# Problem to solve
Tally the lines that hold the word "wedge" and reply with that figure only.
=-=-=
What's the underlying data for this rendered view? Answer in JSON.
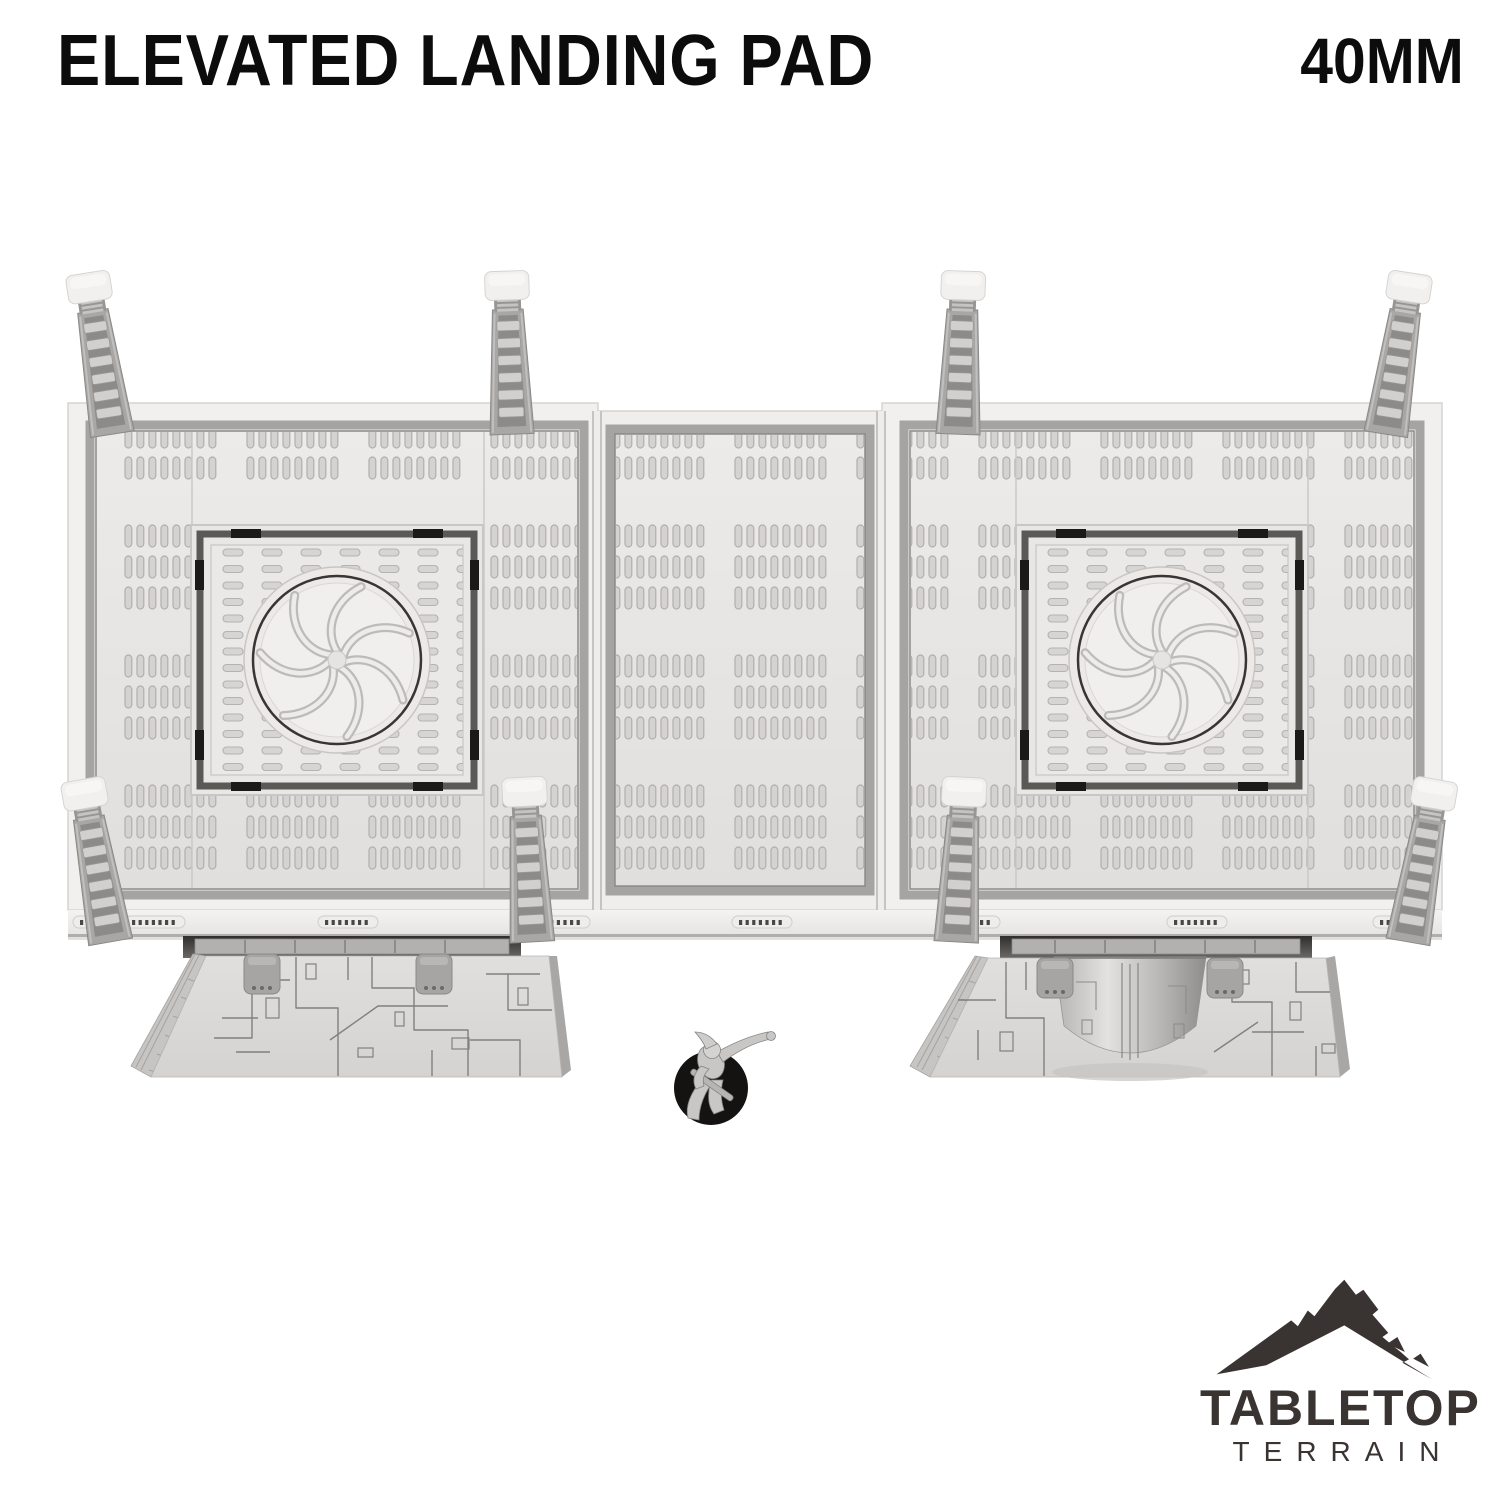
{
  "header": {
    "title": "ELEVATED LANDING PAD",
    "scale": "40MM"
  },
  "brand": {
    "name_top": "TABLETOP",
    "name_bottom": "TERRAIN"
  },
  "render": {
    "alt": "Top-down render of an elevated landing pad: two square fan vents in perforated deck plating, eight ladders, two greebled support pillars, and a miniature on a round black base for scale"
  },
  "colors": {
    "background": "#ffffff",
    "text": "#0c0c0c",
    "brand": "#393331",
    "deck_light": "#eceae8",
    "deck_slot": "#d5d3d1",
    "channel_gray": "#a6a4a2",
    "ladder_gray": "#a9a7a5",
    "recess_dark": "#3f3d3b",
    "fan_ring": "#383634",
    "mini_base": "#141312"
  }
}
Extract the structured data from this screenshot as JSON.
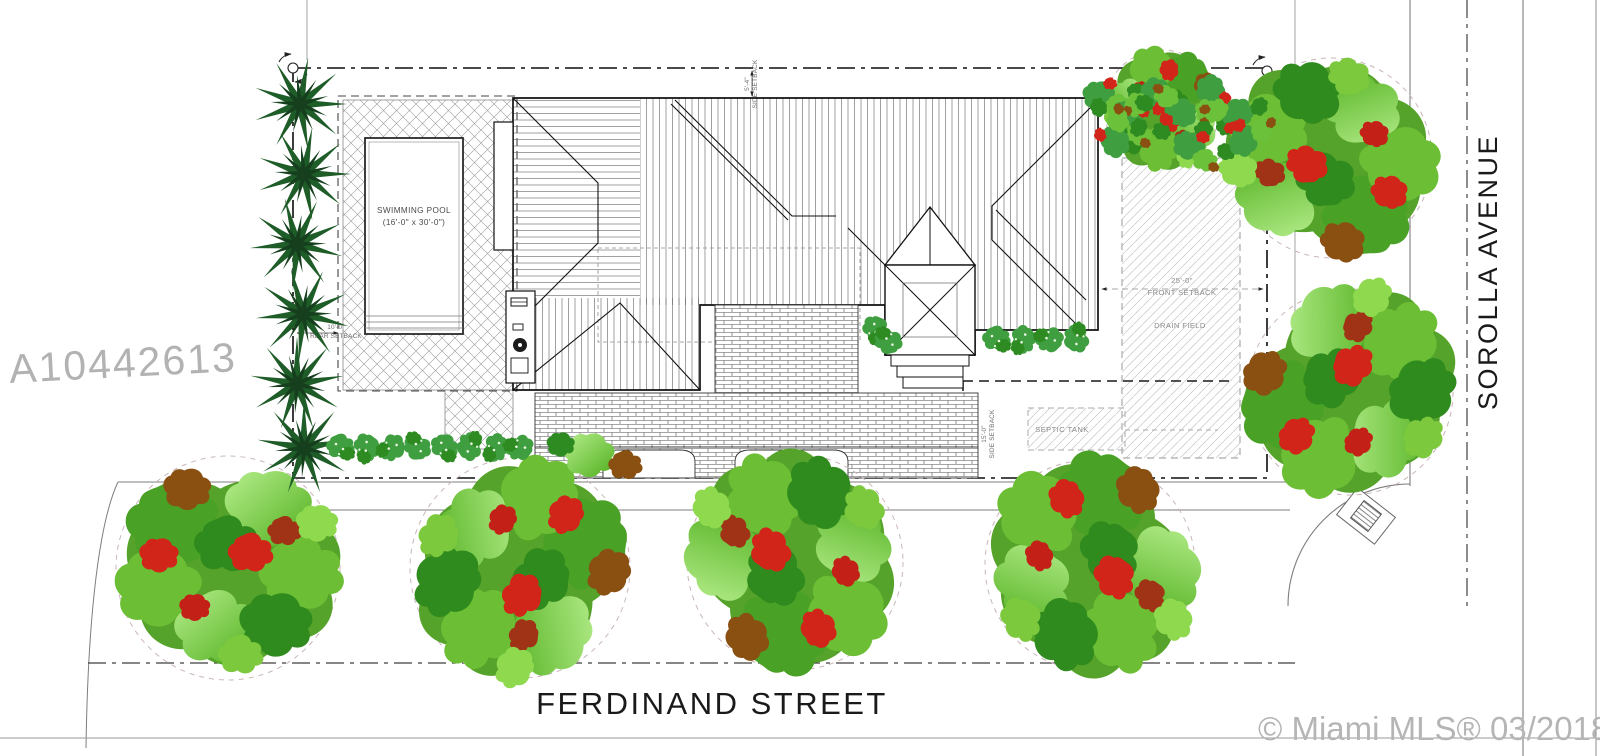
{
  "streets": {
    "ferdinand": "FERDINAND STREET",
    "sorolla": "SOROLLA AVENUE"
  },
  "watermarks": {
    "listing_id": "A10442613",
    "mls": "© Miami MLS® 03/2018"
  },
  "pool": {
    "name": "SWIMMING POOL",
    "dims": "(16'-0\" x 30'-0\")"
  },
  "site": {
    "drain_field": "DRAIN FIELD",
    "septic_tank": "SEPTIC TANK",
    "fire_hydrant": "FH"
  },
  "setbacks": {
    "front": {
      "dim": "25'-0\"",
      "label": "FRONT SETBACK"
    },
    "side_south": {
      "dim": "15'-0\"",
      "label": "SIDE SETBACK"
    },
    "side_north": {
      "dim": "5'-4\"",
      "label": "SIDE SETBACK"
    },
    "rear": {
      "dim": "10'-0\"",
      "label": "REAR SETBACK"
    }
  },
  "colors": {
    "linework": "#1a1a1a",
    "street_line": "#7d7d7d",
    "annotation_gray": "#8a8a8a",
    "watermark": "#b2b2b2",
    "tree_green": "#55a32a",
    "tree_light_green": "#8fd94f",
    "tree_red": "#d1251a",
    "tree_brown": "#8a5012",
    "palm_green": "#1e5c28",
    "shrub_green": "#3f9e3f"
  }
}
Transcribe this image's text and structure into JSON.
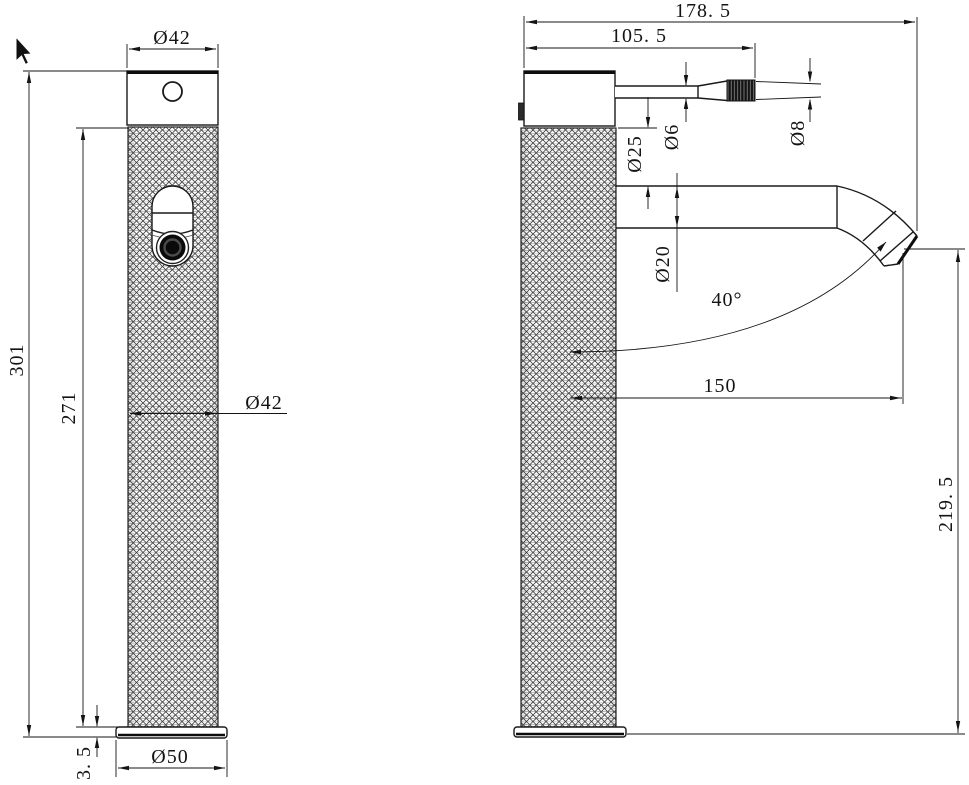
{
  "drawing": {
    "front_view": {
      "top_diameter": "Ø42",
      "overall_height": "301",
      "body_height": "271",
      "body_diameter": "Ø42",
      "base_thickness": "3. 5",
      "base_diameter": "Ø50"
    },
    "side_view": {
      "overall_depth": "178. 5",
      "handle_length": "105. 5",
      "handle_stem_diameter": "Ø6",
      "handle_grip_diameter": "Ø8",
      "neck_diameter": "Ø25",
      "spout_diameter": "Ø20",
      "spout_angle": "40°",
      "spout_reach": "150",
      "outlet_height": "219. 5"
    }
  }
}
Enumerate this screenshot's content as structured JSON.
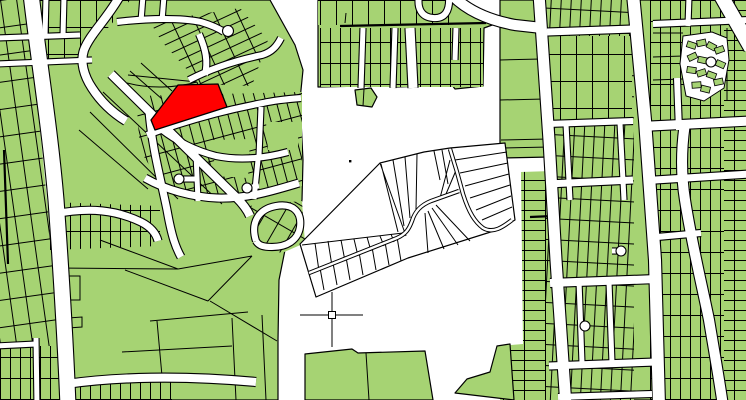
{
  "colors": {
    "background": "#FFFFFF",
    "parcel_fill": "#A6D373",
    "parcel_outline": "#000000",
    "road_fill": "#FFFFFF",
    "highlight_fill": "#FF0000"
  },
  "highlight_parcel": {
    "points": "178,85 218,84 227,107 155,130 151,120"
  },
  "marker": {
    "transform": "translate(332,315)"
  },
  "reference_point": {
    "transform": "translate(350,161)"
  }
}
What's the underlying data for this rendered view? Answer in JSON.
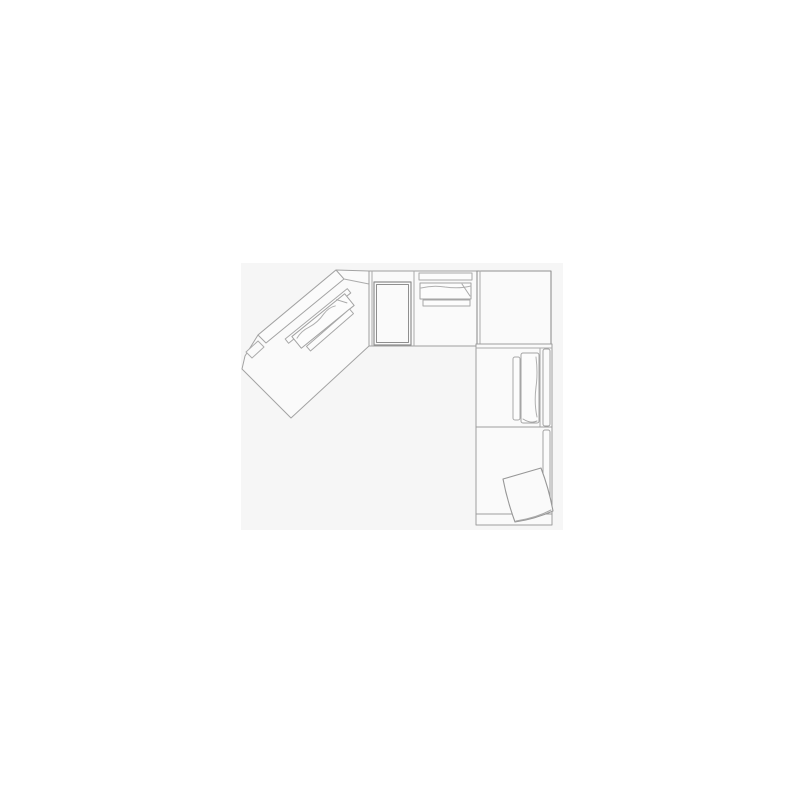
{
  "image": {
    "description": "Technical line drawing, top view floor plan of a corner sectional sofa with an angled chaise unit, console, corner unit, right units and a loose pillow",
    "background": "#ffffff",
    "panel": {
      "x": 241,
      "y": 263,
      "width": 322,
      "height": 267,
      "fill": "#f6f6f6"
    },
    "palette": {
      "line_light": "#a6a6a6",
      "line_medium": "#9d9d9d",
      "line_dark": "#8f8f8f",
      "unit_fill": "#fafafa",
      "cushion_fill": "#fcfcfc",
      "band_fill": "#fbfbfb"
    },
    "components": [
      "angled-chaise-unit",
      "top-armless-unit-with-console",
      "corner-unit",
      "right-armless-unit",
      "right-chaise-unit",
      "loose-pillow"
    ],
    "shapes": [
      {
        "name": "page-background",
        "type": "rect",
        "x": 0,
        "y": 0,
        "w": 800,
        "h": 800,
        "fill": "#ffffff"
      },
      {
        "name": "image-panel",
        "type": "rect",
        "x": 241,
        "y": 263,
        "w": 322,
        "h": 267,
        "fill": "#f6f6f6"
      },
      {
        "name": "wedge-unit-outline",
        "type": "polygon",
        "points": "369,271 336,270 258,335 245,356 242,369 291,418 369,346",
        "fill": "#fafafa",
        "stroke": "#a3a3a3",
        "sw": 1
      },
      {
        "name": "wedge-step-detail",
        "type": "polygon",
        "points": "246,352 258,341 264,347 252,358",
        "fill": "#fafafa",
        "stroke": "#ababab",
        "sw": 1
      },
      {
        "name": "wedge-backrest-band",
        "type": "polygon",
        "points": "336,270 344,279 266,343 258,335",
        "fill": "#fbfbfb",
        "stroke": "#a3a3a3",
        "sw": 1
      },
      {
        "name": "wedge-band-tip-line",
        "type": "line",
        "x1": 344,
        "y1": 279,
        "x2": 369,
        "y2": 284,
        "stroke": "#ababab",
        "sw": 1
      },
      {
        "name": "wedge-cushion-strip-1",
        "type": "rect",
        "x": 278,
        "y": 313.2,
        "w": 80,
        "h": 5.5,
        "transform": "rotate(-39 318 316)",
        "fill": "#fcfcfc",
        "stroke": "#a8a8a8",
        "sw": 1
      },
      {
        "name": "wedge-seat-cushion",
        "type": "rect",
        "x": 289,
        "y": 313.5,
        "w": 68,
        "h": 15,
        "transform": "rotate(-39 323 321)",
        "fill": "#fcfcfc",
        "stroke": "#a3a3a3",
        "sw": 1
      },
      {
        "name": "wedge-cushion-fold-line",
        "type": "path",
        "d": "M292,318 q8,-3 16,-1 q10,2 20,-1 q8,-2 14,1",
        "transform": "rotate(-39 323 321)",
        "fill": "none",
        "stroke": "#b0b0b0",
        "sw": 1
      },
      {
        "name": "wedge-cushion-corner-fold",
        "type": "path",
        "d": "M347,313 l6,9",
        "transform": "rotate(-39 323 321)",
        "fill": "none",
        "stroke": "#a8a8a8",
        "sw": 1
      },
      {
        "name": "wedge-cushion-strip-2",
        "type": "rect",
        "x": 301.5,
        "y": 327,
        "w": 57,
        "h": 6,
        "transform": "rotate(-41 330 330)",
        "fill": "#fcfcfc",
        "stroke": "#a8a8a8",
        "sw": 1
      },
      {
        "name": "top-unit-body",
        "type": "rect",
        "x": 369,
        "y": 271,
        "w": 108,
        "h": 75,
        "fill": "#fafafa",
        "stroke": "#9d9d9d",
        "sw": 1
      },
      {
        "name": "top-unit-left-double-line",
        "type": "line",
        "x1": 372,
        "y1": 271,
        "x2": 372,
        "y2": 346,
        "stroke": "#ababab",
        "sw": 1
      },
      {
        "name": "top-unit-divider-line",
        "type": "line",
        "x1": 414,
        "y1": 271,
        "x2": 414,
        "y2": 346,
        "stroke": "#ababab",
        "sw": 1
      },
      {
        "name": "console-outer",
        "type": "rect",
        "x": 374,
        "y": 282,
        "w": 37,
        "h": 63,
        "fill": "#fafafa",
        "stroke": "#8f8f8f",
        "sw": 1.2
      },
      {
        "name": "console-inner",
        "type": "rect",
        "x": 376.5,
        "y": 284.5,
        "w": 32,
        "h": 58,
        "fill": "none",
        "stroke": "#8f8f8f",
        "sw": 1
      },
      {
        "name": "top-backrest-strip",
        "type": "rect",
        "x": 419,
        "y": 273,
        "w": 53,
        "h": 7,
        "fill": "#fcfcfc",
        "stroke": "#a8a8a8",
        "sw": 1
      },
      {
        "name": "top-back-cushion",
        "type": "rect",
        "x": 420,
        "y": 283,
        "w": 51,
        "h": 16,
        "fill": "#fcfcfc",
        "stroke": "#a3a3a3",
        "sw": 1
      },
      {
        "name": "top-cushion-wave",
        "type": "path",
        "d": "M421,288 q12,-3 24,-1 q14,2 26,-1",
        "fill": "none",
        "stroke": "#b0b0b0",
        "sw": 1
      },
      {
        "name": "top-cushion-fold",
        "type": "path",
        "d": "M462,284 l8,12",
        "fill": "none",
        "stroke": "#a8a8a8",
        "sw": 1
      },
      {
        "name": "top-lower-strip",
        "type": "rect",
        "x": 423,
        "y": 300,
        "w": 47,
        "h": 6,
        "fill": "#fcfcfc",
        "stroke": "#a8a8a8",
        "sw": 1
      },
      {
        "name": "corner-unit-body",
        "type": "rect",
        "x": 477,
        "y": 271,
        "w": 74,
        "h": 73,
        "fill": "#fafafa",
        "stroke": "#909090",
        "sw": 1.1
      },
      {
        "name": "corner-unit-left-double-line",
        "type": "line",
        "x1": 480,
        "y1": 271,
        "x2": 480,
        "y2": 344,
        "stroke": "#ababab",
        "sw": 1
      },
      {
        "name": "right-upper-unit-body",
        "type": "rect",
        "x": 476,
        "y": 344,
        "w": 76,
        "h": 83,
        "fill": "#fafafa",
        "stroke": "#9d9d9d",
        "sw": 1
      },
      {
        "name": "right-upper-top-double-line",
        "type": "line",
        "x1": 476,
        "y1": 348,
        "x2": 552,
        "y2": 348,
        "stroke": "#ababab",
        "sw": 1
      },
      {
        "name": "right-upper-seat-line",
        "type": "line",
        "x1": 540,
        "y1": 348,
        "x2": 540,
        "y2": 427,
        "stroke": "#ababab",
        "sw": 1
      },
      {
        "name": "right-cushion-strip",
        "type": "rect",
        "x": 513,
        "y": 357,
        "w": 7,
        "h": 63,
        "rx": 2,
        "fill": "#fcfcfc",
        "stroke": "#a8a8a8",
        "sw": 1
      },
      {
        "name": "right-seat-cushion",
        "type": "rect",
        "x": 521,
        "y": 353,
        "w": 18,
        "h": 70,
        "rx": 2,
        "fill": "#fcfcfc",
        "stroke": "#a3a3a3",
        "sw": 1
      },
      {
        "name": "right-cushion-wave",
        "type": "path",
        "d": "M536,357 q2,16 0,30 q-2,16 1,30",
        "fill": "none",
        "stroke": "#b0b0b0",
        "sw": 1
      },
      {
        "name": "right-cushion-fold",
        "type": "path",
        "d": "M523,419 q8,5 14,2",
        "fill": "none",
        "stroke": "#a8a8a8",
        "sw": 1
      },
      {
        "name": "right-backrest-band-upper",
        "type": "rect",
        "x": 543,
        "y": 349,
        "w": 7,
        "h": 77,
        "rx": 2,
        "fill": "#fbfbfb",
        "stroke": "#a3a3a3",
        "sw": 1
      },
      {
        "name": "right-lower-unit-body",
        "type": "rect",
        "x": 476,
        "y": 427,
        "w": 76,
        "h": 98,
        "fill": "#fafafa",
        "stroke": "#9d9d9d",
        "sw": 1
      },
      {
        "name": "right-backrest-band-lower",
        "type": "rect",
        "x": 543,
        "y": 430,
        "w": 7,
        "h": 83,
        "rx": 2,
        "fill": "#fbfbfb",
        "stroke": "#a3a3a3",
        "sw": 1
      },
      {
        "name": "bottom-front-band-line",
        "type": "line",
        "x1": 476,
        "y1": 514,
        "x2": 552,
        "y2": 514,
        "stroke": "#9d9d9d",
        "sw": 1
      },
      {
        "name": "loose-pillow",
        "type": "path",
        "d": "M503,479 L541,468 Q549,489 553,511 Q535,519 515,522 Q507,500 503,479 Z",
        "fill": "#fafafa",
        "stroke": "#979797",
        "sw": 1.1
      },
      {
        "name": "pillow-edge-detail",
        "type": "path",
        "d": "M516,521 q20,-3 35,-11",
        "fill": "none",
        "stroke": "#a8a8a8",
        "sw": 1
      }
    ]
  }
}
=-=-=
# Result of the exercise
9